::: MATERIAL FOR THE TASK :::
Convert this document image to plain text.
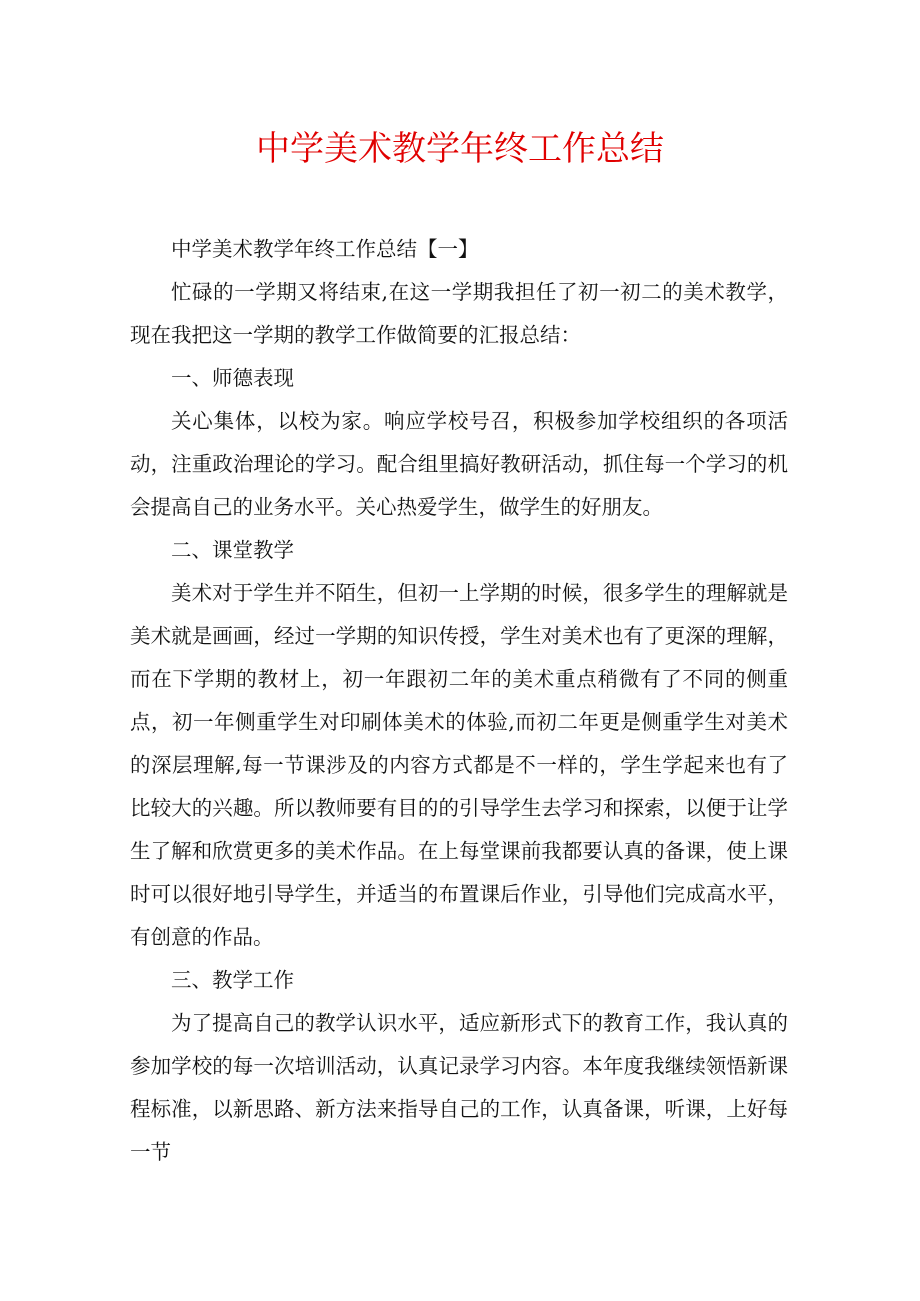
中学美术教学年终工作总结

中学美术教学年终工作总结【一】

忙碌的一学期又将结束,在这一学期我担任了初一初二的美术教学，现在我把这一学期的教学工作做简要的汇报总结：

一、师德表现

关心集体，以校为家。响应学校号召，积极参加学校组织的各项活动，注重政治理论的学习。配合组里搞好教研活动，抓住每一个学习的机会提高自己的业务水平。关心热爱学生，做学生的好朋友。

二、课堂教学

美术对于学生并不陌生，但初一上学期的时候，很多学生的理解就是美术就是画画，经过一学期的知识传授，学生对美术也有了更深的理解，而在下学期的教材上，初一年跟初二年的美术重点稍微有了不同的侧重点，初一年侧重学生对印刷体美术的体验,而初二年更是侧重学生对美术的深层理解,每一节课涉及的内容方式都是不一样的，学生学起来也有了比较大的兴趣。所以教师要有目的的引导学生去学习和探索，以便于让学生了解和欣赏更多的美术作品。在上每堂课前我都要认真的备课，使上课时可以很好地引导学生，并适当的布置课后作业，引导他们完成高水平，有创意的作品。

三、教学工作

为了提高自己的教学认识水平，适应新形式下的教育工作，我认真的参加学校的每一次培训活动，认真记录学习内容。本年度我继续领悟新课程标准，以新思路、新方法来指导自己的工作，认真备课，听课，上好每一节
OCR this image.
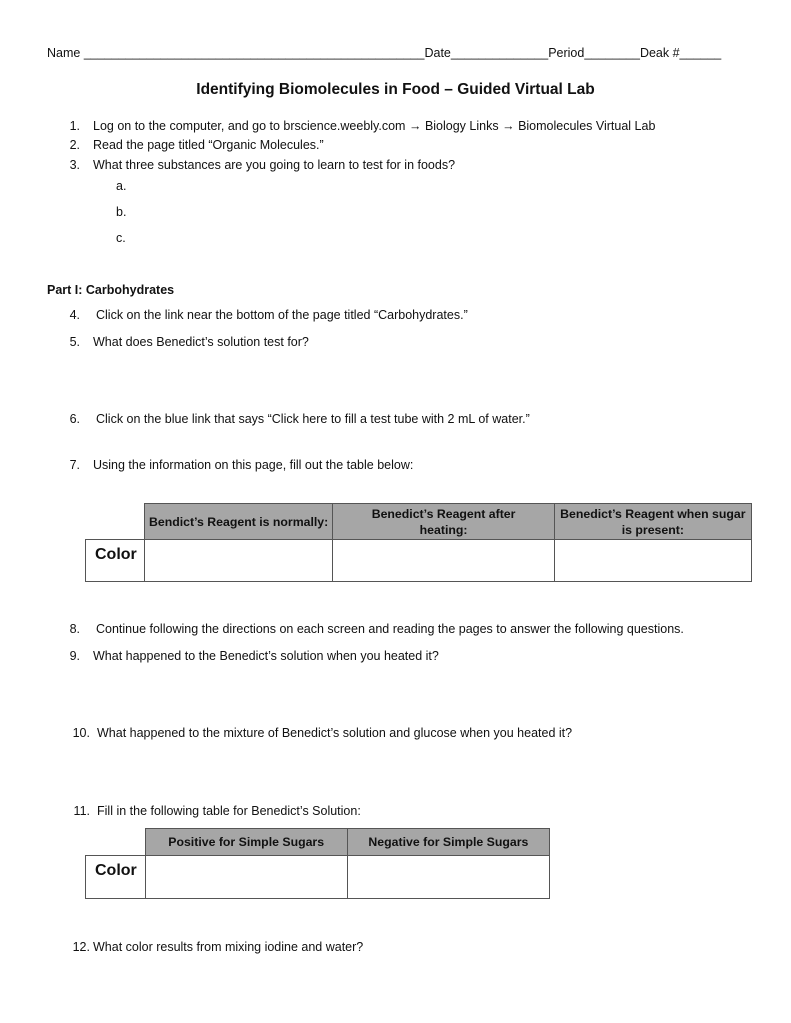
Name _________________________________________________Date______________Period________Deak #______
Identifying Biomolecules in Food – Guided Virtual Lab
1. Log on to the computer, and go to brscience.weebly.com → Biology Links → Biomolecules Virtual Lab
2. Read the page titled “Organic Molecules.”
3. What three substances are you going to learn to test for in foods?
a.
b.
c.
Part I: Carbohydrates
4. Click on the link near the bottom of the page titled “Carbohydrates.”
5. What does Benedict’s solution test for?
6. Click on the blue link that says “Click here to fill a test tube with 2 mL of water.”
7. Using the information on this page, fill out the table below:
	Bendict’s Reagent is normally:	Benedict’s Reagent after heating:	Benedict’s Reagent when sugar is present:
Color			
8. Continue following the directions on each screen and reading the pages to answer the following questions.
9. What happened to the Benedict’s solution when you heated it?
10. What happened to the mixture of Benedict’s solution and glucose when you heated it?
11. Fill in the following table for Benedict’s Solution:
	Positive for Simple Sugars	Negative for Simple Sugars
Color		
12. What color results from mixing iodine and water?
:::
▸ REQUIREMENT: Repeat the data exactly, excluding the pictures.

▸ EXERCISE OUTPUT:
Convert this document image to plain text.
中学美术教学年终工作总结

中学美术教学年终工作总结【一】

忙碌的一学期又将结束,在这一学期我担任了初一初二的美术教学，现在我把这一学期的教学工作做简要的汇报总结：

一、师德表现

关心集体，以校为家。响应学校号召，积极参加学校组织的各项活动，注重政治理论的学习。配合组里搞好教研活动，抓住每一个学习的机会提高自己的业务水平。关心热爱学生，做学生的好朋友。

二、课堂教学

美术对于学生并不陌生，但初一上学期的时候，很多学生的理解就是美术就是画画，经过一学期的知识传授，学生对美术也有了更深的理解，而在下学期的教材上，初一年跟初二年的美术重点稍微有了不同的侧重点，初一年侧重学生对印刷体美术的体验,而初二年更是侧重学生对美术的深层理解,每一节课涉及的内容方式都是不一样的，学生学起来也有了比较大的兴趣。所以教师要有目的的引导学生去学习和探索，以便于让学生了解和欣赏更多的美术作品。在上每堂课前我都要认真的备课，使上课时可以很好地引导学生，并适当的布置课后作业，引导他们完成高水平，有创意的作品。

三、教学工作

为了提高自己的教学认识水平，适应新形式下的教育工作，我认真的参加学校的每一次培训活动，认真记录学习内容。本年度我继续领悟新课程标准，以新思路、新方法来指导自己的工作，认真备课，听课，上好每一节
OCR this image.
Name _________________________________________________Date______________Period________Deak #______
Identifying Biomolecules in Food – Guided Virtual Lab
1. Log on to the computer, and go to brscience.weebly.com → Biology Links → Biomolecules Virtual Lab
2. Read the page titled “Organic Molecules.”
3. What three substances are you going to learn to test for in foods?
a.
b.
c.
Part I: Carbohydrates
4. Click on the link near the bottom of the page titled “Carbohydrates.”
5. What does Benedict’s solution test for?
6. Click on the blue link that says “Click here to fill a test tube with 2 mL of water.”
7. Using the information on this page, fill out the table below:
	Bendict’s Reagent is normally:	Benedict’s Reagent after heating:	Benedict’s Reagent when sugar is present:
Color			
8. Continue following the directions on each screen and reading the pages to answer the following questions.
9. What happened to the Benedict’s solution when you heated it?
10. What happened to the mixture of Benedict’s solution and glucose when you heated it?
11. Fill in the following table for Benedict’s Solution:
	Positive for Simple Sugars	Negative for Simple Sugars
Color		
12. What color results from mixing iodine and water?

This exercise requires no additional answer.